• [Provided information]
• • • • • • •
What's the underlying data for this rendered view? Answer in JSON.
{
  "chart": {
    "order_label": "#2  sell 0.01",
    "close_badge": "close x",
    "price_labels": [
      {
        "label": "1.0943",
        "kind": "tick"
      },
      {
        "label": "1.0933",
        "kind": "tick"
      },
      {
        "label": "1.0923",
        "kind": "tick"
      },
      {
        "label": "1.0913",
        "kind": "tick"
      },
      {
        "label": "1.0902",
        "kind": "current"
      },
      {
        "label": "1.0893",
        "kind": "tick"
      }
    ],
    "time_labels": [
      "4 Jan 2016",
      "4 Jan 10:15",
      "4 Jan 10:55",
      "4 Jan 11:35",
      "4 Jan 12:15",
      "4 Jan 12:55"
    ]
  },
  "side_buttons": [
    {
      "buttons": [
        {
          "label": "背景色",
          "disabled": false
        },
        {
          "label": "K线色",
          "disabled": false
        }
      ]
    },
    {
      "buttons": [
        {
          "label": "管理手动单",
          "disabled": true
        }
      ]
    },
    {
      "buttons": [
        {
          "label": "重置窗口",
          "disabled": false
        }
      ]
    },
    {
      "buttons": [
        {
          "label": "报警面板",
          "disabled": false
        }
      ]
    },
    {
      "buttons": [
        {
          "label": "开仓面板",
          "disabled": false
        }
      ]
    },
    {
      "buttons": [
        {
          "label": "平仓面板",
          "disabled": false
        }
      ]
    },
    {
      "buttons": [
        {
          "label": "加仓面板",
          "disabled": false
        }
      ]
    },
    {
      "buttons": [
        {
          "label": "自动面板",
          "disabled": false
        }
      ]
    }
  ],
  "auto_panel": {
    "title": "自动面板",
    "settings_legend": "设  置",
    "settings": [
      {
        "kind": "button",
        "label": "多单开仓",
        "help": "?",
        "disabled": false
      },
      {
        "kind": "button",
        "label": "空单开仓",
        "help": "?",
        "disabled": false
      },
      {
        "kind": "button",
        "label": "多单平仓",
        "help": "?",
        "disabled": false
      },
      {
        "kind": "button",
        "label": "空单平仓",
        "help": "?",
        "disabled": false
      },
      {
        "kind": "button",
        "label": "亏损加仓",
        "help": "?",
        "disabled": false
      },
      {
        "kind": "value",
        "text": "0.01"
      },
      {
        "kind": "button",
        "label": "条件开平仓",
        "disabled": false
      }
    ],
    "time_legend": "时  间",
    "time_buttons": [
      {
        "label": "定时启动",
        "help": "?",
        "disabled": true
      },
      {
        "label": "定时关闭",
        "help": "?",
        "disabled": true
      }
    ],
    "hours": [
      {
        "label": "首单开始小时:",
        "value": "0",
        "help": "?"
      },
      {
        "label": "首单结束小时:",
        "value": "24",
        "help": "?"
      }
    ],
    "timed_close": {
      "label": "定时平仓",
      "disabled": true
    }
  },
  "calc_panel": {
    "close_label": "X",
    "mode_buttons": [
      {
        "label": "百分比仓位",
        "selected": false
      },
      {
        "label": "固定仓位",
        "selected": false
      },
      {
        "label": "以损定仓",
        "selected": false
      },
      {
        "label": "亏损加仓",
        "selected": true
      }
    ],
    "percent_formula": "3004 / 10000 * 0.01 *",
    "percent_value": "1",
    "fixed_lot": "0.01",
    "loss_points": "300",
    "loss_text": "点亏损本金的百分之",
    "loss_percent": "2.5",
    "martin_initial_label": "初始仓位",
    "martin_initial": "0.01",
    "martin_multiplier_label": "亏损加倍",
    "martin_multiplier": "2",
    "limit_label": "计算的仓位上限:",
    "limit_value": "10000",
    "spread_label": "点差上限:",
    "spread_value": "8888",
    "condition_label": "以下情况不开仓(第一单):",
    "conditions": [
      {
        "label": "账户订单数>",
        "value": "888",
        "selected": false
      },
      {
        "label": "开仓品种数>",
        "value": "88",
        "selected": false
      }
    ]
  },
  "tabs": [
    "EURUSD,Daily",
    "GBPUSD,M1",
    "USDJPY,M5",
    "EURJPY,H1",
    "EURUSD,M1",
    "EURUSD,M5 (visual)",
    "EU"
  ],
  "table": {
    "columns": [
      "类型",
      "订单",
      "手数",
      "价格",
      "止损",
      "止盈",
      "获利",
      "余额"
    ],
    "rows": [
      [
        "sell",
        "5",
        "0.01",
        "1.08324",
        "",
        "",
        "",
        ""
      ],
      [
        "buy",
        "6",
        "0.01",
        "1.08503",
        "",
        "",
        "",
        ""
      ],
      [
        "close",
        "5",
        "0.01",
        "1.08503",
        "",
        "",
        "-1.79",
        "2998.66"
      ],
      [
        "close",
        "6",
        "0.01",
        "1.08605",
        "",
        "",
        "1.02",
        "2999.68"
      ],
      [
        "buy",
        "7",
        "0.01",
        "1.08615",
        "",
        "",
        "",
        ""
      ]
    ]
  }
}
• • • • • • •
• [What the exercise asks] Identify all lines where the word "true" shows up. Copy them.

• [Output]
          "disabled": true
        "disabled": true
        "disabled": true
      "disabled": true
        "selected": true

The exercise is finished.